===== RECORDS FOR THE EXERCISE

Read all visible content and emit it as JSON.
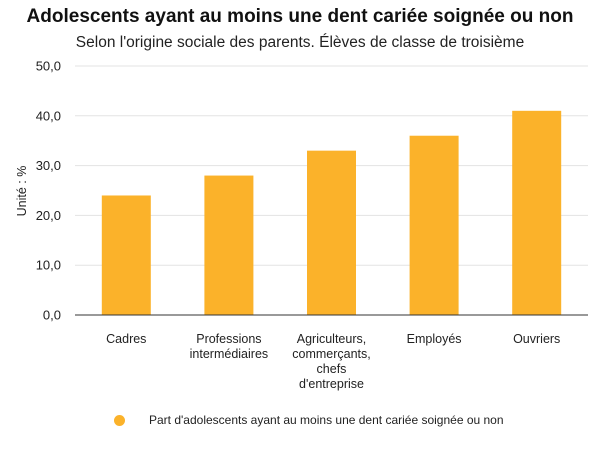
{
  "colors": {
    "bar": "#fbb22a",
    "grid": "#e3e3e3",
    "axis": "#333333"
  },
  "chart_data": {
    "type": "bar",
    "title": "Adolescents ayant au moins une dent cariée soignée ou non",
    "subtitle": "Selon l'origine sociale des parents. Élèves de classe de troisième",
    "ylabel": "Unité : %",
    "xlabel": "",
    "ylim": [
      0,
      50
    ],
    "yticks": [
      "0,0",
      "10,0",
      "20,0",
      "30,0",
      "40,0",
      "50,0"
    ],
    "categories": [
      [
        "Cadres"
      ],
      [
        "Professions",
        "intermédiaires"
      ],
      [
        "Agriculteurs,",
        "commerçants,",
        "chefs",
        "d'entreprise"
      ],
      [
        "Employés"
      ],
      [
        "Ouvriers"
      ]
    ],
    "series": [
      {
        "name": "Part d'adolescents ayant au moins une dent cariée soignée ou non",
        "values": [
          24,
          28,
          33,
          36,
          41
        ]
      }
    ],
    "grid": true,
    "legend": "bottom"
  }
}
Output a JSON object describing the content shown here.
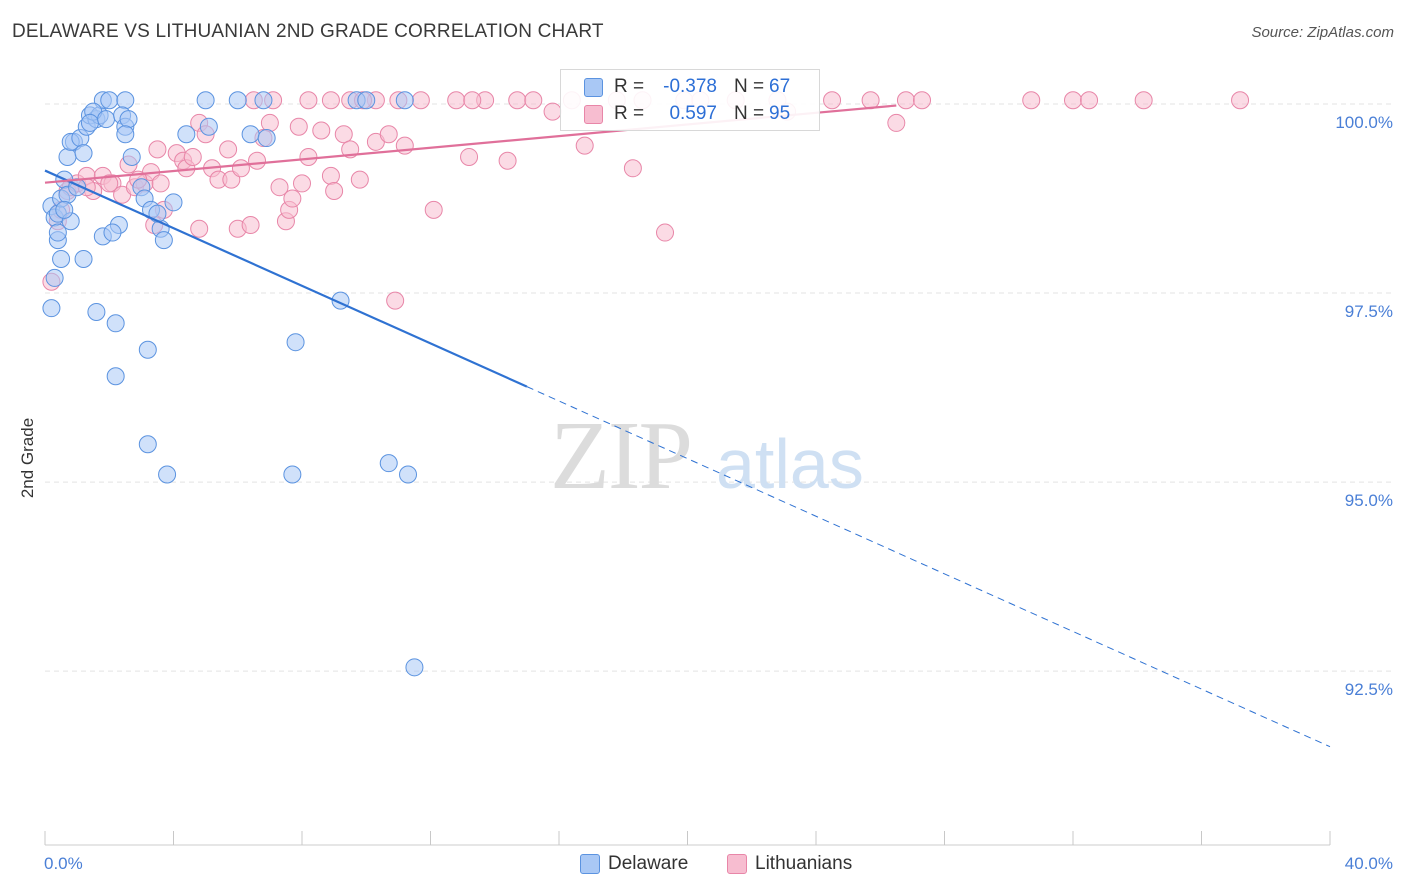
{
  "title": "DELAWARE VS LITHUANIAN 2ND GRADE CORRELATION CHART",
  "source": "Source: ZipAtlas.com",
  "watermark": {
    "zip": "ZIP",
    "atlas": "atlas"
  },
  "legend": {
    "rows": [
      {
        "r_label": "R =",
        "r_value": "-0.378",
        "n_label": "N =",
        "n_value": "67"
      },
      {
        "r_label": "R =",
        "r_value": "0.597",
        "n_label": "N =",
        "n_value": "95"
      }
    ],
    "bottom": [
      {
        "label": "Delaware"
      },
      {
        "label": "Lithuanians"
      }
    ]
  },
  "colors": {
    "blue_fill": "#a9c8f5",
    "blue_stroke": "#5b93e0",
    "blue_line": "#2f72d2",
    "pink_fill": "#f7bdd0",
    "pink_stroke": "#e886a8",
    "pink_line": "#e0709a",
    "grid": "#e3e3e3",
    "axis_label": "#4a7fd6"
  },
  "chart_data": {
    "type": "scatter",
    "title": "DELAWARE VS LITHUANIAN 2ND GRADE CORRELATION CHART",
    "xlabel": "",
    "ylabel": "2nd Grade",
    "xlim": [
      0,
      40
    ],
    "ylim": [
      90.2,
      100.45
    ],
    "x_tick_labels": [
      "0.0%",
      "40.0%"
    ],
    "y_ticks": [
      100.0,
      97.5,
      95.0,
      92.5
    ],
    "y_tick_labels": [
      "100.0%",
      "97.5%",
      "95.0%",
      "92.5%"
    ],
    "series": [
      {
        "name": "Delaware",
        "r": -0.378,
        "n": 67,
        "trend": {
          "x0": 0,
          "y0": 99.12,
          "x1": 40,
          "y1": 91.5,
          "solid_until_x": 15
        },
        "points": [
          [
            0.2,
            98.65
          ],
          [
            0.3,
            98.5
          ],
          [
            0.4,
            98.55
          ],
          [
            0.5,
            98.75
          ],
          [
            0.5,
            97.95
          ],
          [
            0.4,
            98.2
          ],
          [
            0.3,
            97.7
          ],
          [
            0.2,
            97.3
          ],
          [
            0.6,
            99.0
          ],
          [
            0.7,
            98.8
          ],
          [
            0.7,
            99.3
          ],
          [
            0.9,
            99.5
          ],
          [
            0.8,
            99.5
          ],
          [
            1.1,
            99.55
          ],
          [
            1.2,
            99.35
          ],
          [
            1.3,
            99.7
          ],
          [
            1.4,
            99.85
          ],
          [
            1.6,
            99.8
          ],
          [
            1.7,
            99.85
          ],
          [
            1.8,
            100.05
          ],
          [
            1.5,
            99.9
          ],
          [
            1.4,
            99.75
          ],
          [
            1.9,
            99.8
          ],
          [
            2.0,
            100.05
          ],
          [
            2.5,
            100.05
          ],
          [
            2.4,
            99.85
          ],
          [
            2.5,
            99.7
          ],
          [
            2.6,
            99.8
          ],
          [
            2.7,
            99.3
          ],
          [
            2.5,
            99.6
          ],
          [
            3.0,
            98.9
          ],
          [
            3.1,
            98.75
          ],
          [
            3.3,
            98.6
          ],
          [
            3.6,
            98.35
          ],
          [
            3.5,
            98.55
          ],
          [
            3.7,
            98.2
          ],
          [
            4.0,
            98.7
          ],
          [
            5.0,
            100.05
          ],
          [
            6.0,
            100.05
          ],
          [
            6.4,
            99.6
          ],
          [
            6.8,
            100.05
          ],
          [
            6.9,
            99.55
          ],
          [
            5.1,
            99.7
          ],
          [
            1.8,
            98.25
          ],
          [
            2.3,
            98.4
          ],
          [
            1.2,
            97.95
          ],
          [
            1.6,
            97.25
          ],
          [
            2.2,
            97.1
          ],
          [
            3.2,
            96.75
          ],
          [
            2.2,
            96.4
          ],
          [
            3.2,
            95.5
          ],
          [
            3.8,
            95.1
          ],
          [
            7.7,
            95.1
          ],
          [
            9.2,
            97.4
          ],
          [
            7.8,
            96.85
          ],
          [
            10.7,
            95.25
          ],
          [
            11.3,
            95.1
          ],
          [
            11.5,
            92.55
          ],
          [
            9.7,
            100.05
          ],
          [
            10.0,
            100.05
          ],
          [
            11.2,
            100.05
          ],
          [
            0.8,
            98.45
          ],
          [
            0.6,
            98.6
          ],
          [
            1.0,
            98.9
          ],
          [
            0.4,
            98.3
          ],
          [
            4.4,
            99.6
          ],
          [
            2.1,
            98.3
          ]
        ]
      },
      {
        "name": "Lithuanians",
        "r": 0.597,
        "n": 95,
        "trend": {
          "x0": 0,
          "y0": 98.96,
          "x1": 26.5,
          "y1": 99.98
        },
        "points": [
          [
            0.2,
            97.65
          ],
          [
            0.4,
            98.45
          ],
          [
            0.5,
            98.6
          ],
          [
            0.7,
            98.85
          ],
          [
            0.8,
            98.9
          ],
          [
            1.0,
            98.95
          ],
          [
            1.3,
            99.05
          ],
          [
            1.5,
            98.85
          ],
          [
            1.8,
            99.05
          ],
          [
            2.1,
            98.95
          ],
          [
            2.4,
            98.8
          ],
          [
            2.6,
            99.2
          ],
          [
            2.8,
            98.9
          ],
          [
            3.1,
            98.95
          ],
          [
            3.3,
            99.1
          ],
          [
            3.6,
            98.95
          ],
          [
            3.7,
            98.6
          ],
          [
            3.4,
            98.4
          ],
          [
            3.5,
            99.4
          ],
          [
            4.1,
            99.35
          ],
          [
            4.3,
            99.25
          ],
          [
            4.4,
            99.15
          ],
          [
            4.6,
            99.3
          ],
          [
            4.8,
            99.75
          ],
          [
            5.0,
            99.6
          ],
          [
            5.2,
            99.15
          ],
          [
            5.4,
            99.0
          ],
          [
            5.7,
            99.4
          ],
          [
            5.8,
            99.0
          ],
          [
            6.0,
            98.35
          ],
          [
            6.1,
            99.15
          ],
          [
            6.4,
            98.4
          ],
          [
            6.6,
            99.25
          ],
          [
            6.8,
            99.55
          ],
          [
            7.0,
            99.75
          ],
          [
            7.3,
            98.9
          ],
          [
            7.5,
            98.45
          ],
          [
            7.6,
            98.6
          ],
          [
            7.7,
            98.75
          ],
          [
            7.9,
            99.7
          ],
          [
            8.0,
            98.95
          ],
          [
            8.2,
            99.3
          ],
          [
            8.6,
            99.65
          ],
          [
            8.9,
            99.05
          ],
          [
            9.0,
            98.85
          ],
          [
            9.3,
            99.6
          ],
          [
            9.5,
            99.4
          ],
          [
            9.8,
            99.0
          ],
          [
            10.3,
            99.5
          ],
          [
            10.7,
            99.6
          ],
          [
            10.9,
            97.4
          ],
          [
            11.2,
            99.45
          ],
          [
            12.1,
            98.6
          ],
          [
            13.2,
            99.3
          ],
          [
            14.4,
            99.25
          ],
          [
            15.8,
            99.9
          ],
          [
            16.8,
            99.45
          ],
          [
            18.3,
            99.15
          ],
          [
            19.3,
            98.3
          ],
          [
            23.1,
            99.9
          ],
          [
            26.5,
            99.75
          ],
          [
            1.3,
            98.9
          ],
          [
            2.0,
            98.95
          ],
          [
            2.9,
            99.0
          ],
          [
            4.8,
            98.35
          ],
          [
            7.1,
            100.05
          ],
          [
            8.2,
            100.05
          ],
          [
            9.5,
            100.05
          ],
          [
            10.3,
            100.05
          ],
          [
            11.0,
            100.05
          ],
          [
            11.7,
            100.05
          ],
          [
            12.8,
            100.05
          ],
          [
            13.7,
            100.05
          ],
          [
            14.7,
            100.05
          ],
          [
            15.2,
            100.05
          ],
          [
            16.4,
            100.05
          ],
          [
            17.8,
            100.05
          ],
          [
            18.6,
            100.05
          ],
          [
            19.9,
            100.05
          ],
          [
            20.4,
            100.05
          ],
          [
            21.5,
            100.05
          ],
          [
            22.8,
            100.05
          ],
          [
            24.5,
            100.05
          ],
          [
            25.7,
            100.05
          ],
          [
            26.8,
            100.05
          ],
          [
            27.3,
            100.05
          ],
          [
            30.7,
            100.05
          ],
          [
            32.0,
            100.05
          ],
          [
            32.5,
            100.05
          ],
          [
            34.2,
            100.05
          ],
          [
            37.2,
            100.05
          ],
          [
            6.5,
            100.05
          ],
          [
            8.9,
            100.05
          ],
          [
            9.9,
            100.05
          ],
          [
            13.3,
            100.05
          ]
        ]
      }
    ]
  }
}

==========

### EXERCISE BRIEF
Look through the entries above and list every line containing "JSON".

### REPLY TO THE TASK
Read all visible content and emit it as JSON.
Output a JSON object describing the content shown here.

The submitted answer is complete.